:: EXERCISE MATERIAL ::

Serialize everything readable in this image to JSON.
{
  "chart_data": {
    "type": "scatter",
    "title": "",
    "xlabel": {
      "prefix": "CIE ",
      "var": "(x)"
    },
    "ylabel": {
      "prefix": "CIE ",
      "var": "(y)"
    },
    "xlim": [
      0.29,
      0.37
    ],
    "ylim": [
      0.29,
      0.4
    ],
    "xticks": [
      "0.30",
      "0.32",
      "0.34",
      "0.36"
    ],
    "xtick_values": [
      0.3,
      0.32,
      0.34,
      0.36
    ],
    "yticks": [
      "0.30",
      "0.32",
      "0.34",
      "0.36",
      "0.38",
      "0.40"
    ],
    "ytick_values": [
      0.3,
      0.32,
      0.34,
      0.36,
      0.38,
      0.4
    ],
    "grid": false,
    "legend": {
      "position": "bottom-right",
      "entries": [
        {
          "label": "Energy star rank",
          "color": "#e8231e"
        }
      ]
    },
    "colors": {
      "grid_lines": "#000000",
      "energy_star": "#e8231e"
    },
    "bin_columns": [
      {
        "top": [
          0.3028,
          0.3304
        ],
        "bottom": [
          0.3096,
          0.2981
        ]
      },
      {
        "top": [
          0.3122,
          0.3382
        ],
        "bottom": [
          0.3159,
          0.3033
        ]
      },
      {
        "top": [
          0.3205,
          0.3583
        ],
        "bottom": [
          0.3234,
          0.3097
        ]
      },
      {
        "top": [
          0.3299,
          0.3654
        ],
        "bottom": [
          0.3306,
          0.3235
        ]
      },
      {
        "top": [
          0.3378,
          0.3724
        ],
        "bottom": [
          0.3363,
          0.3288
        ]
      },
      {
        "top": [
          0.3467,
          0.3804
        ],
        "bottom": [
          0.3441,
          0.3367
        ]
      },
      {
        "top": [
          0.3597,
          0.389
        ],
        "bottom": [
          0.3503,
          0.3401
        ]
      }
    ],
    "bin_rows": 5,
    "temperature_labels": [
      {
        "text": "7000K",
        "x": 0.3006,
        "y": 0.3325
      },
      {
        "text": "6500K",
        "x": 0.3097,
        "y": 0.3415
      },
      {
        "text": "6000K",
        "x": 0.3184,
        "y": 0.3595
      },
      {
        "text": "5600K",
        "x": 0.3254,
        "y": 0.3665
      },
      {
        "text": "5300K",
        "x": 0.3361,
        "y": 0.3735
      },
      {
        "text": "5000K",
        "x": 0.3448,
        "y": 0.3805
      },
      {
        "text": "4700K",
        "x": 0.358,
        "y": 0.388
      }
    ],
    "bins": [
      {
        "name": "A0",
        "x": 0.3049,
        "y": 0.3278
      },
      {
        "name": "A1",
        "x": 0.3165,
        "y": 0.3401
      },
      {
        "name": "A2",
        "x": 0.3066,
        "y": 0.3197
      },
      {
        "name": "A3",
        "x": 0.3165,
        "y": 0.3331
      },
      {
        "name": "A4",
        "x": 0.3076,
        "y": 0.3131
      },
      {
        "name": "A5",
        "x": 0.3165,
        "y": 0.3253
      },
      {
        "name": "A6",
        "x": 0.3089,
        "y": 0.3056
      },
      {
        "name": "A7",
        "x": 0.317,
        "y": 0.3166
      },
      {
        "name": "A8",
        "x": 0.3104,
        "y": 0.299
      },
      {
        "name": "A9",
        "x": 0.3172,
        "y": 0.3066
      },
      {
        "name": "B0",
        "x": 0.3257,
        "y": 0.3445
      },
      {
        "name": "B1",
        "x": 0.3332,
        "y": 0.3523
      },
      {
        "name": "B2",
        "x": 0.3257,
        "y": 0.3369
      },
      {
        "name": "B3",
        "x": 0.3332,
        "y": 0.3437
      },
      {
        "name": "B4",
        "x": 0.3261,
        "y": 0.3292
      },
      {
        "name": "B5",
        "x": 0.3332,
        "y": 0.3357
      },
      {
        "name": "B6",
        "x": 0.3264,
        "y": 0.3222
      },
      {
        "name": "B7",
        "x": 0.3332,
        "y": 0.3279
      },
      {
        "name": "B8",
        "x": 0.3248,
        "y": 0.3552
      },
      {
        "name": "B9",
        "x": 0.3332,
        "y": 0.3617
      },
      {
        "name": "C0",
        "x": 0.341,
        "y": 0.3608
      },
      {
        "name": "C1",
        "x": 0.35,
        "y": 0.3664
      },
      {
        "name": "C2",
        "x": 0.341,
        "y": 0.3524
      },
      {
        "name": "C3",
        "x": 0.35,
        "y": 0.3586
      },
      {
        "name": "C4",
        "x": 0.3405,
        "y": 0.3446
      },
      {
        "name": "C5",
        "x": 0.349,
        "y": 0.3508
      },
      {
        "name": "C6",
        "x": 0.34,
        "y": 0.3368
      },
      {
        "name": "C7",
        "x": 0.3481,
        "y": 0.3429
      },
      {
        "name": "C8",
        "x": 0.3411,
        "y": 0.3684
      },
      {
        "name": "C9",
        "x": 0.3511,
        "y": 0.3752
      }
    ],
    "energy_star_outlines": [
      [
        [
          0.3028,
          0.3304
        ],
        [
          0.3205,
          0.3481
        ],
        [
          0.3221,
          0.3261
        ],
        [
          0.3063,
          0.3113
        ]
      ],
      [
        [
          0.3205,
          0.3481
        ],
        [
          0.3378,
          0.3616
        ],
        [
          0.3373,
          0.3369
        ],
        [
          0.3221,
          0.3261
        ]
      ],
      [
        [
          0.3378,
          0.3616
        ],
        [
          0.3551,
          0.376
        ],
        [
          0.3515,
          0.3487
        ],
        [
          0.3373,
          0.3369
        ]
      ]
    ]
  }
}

:::
:: EXERCISE MATERIAL ::

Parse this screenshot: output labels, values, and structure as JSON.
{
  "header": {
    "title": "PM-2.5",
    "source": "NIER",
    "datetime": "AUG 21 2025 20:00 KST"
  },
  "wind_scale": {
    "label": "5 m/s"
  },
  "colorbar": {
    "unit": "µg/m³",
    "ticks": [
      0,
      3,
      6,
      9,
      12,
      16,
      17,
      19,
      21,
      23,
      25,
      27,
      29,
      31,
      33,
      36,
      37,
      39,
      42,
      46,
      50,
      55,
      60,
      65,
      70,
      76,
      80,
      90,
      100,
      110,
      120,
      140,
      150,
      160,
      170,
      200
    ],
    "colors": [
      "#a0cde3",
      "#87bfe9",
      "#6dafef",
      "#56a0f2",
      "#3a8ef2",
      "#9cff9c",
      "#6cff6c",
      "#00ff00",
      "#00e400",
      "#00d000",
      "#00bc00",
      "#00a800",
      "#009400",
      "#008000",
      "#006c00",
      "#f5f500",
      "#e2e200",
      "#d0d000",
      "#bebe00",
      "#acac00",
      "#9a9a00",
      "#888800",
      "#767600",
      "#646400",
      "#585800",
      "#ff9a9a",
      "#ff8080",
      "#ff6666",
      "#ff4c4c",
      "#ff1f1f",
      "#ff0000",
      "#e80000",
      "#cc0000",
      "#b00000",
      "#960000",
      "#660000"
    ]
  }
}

:::
:: EXERCISE MATERIAL ::

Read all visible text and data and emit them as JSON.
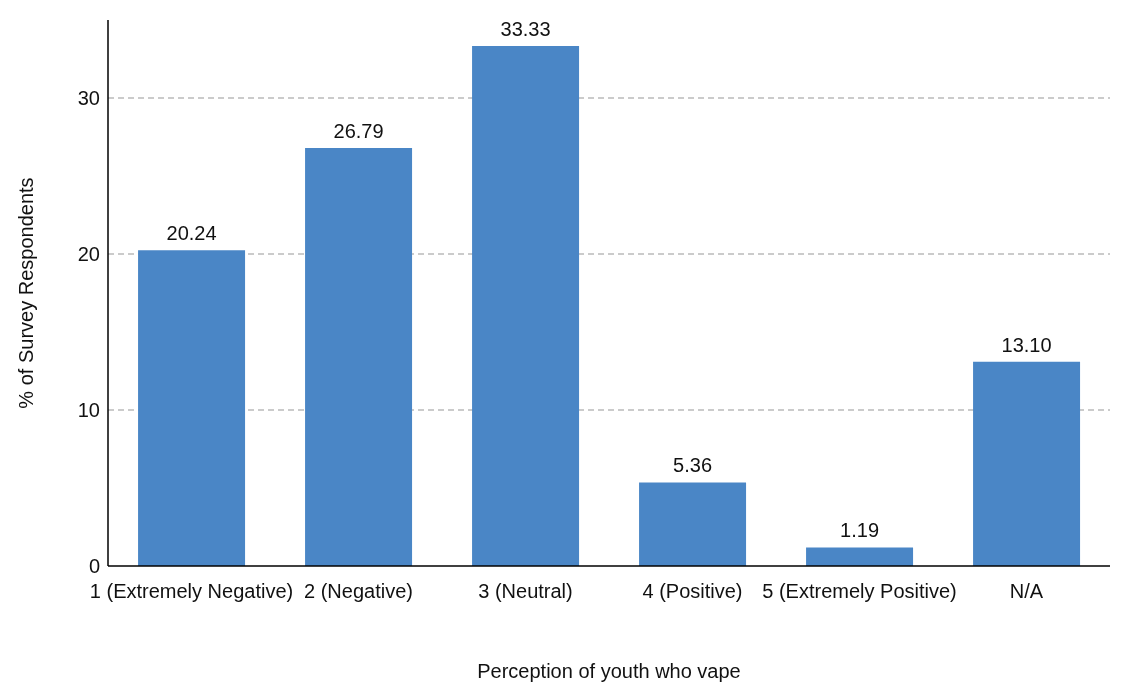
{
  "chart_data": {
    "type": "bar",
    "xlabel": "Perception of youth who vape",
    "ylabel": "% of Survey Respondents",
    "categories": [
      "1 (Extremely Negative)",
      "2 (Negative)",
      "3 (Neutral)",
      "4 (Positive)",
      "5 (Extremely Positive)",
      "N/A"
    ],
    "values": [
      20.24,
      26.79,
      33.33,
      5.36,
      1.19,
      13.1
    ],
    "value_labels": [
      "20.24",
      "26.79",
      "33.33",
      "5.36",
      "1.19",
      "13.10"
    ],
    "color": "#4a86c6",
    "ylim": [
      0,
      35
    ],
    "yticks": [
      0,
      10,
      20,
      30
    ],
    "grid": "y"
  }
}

:::

EXERCISE AIM:
Copy out every line in the entries above that holds "Extremely".

TASK SOLUTION:
      "1 (Extremely Negative)",
      "5 (Extremely Positive)",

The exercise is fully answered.